# [YOUR TASK]
For each line of the data below that holds "μέσα", copy the line.

# [SUPPLIED DATA]
————————

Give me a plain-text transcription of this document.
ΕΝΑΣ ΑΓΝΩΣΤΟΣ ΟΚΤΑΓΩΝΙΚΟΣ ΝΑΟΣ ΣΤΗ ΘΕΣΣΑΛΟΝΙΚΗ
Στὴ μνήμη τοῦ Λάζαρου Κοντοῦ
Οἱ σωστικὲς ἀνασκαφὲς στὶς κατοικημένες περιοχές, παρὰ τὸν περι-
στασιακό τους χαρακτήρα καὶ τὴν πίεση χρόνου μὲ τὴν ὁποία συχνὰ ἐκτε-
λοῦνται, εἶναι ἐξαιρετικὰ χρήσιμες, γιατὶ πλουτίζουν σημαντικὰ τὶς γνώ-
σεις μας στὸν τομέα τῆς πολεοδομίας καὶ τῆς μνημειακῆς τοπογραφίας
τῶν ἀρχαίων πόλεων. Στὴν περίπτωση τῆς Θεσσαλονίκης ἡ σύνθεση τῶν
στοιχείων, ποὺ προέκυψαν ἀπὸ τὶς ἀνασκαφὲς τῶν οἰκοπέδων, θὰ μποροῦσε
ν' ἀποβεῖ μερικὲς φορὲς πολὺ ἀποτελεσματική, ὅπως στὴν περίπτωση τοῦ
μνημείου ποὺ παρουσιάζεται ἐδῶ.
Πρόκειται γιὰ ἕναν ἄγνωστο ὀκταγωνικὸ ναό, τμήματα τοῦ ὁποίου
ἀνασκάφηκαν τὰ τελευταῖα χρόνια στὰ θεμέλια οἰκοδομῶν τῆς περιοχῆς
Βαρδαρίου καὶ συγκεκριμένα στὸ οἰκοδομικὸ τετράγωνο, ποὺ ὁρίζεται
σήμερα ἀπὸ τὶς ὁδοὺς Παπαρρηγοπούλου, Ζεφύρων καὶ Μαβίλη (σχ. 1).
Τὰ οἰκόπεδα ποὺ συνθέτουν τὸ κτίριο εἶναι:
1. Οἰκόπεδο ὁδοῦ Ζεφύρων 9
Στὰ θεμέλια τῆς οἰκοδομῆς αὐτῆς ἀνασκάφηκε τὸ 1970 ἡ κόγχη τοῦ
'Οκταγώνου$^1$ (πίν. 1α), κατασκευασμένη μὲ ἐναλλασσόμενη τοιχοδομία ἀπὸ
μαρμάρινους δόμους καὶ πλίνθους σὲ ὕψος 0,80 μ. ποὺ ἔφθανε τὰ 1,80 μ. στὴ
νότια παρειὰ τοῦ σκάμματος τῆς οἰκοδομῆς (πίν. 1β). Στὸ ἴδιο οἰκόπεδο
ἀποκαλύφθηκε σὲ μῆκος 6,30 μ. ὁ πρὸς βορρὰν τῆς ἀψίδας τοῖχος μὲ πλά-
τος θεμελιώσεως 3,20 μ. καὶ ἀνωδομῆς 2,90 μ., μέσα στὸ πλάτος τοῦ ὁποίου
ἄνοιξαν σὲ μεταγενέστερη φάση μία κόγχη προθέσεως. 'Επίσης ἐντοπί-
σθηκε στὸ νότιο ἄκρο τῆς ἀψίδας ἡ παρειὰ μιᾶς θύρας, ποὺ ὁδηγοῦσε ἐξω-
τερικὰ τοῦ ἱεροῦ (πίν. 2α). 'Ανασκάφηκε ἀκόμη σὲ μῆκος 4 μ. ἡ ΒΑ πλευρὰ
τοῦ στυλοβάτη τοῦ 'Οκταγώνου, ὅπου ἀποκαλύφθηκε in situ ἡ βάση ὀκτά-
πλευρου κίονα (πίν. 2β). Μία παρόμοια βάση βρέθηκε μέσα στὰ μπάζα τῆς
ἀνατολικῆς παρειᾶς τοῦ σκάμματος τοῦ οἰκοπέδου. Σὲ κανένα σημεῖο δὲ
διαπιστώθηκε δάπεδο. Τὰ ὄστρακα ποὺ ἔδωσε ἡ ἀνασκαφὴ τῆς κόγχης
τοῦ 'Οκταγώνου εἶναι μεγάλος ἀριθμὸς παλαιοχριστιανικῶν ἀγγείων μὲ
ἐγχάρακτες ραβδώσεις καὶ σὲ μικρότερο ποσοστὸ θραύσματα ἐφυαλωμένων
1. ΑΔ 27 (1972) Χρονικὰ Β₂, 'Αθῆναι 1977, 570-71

————————

# [COMPLETE RESPONSE]
τος θεμελιώσεως 3,20 μ. καὶ ἀνωδομῆς 2,90 μ., μέσα στὸ πλάτος τοῦ ὁποίου
πλευρου κίονα (πίν. 2β). Μία παρόμοια βάση βρέθηκε μέσα στὰ μπάζα τῆς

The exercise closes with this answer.